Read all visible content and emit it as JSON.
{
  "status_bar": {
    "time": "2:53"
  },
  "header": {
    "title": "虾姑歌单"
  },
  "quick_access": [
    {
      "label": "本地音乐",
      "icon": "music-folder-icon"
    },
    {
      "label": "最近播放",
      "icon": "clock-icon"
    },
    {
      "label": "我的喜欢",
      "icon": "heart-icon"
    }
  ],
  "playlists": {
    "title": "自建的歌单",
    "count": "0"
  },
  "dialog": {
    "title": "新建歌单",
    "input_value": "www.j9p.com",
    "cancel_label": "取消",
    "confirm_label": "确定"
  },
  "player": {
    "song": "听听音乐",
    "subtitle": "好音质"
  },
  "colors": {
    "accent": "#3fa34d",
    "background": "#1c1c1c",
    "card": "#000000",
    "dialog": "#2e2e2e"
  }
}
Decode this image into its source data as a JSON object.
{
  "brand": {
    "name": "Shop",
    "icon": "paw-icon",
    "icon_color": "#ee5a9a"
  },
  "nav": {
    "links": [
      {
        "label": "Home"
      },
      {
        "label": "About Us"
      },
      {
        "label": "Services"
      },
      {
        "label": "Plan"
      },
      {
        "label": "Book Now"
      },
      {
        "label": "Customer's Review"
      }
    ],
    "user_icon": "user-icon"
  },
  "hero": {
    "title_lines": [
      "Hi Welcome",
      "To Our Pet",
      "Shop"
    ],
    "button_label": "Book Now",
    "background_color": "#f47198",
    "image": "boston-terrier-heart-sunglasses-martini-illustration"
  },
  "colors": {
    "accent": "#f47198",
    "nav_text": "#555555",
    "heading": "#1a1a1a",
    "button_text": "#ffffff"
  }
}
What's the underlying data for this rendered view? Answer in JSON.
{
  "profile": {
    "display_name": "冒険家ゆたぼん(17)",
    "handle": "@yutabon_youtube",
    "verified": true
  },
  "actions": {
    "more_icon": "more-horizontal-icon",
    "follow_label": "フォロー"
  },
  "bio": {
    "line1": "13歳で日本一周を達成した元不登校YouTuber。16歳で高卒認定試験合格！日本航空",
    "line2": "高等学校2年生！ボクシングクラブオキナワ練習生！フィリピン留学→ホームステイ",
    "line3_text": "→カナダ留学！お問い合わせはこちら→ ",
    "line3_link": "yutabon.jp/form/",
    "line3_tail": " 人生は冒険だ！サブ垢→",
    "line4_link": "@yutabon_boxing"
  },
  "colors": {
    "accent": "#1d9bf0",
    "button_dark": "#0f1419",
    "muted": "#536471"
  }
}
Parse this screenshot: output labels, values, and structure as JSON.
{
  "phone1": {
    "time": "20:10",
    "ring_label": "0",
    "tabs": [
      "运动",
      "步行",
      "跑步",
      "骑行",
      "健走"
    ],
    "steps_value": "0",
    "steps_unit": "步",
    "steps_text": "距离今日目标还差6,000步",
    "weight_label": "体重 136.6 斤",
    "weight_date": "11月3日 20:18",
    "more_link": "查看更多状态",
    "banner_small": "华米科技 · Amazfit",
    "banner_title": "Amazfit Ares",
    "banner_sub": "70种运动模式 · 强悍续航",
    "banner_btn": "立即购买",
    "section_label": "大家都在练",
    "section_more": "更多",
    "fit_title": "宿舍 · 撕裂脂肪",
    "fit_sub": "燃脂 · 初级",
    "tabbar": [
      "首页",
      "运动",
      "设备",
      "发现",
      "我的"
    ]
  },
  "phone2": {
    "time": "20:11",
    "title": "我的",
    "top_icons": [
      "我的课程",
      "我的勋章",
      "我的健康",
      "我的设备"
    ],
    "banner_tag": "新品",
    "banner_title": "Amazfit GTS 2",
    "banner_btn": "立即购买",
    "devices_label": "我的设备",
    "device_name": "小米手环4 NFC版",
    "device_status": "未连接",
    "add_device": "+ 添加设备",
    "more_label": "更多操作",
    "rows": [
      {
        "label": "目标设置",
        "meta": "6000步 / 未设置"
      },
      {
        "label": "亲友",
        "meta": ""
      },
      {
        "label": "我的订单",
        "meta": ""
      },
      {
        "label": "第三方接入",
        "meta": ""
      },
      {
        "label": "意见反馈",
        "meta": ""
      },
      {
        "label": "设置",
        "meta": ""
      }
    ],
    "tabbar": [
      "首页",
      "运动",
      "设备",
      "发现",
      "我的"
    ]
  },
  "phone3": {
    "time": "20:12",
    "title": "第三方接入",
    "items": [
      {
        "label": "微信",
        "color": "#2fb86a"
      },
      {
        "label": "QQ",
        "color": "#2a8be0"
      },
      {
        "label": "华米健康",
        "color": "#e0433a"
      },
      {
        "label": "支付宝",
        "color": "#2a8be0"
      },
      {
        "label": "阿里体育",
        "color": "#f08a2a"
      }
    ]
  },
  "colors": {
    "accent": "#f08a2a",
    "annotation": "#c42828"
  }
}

OBJECTIVE: Take the entries above and transcribe them exactly.

RESPONSE BELOW:
Read all visible content and emit it as JSON.
{
  "status_bar": {
    "time": "2:53"
  },
  "header": {
    "title": "虾姑歌单"
  },
  "quick_access": [
    {
      "label": "本地音乐",
      "icon": "music-folder-icon"
    },
    {
      "label": "最近播放",
      "icon": "clock-icon"
    },
    {
      "label": "我的喜欢",
      "icon": "heart-icon"
    }
  ],
  "playlists": {
    "title": "自建的歌单",
    "count": "0"
  },
  "dialog": {
    "title": "新建歌单",
    "input_value": "www.j9p.com",
    "cancel_label": "取消",
    "confirm_label": "确定"
  },
  "player": {
    "song": "听听音乐",
    "subtitle": "好音质"
  },
  "colors": {
    "accent": "#3fa34d",
    "background": "#1c1c1c",
    "card": "#000000",
    "dialog": "#2e2e2e"
  }
}
Decode this image into its source data as a JSON object.
{
  "brand": {
    "name": "Shop",
    "icon": "paw-icon",
    "icon_color": "#ee5a9a"
  },
  "nav": {
    "links": [
      {
        "label": "Home"
      },
      {
        "label": "About Us"
      },
      {
        "label": "Services"
      },
      {
        "label": "Plan"
      },
      {
        "label": "Book Now"
      },
      {
        "label": "Customer's Review"
      }
    ],
    "user_icon": "user-icon"
  },
  "hero": {
    "title_lines": [
      "Hi Welcome",
      "To Our Pet",
      "Shop"
    ],
    "button_label": "Book Now",
    "background_color": "#f47198",
    "image": "boston-terrier-heart-sunglasses-martini-illustration"
  },
  "colors": {
    "accent": "#f47198",
    "nav_text": "#555555",
    "heading": "#1a1a1a",
    "button_text": "#ffffff"
  }
}
What's the underlying data for this rendered view? Answer in JSON.
{
  "profile": {
    "display_name": "冒険家ゆたぼん(17)",
    "handle": "@yutabon_youtube",
    "verified": true
  },
  "actions": {
    "more_icon": "more-horizontal-icon",
    "follow_label": "フォロー"
  },
  "bio": {
    "line1": "13歳で日本一周を達成した元不登校YouTuber。16歳で高卒認定試験合格！日本航空",
    "line2": "高等学校2年生！ボクシングクラブオキナワ練習生！フィリピン留学→ホームステイ",
    "line3_text": "→カナダ留学！お問い合わせはこちら→ ",
    "line3_link": "yutabon.jp/form/",
    "line3_tail": " 人生は冒険だ！サブ垢→",
    "line4_link": "@yutabon_boxing"
  },
  "colors": {
    "accent": "#1d9bf0",
    "button_dark": "#0f1419",
    "muted": "#536471"
  }
}
Parse this screenshot: output labels, values, and structure as JSON.
{
  "phone1": {
    "time": "20:10",
    "ring_label": "0",
    "tabs": [
      "运动",
      "步行",
      "跑步",
      "骑行",
      "健走"
    ],
    "steps_value": "0",
    "steps_unit": "步",
    "steps_text": "距离今日目标还差6,000步",
    "weight_label": "体重 136.6 斤",
    "weight_date": "11月3日 20:18",
    "more_link": "查看更多状态",
    "banner_small": "华米科技 · Amazfit",
    "banner_title": "Amazfit Ares",
    "banner_sub": "70种运动模式 · 强悍续航",
    "banner_btn": "立即购买",
    "section_label": "大家都在练",
    "section_more": "更多",
    "fit_title": "宿舍 · 撕裂脂肪",
    "fit_sub": "燃脂 · 初级",
    "tabbar": [
      "首页",
      "运动",
      "设备",
      "发现",
      "我的"
    ]
  },
  "phone2": {
    "time": "20:11",
    "title": "我的",
    "top_icons": [
      "我的课程",
      "我的勋章",
      "我的健康",
      "我的设备"
    ],
    "banner_tag": "新品",
    "banner_title": "Amazfit GTS 2",
    "banner_btn": "立即购买",
    "devices_label": "我的设备",
    "device_name": "小米手环4 NFC版",
    "device_status": "未连接",
    "add_device": "+ 添加设备",
    "more_label": "更多操作",
    "rows": [
      {
        "label": "目标设置",
        "meta": "6000步 / 未设置"
      },
      {
        "label": "亲友",
        "meta": ""
      },
      {
        "label": "我的订单",
        "meta": ""
      },
      {
        "label": "第三方接入",
        "meta": ""
      },
      {
        "label": "意见反馈",
        "meta": ""
      },
      {
        "label": "设置",
        "meta": ""
      }
    ],
    "tabbar": [
      "首页",
      "运动",
      "设备",
      "发现",
      "我的"
    ]
  },
  "phone3": {
    "time": "20:12",
    "title": "第三方接入",
    "items": [
      {
        "label": "微信",
        "color": "#2fb86a"
      },
      {
        "label": "QQ",
        "color": "#2a8be0"
      },
      {
        "label": "华米健康",
        "color": "#e0433a"
      },
      {
        "label": "支付宝",
        "color": "#2a8be0"
      },
      {
        "label": "阿里体育",
        "color": "#f08a2a"
      }
    ]
  },
  "colors": {
    "accent": "#f08a2a",
    "annotation": "#c42828"
  }
}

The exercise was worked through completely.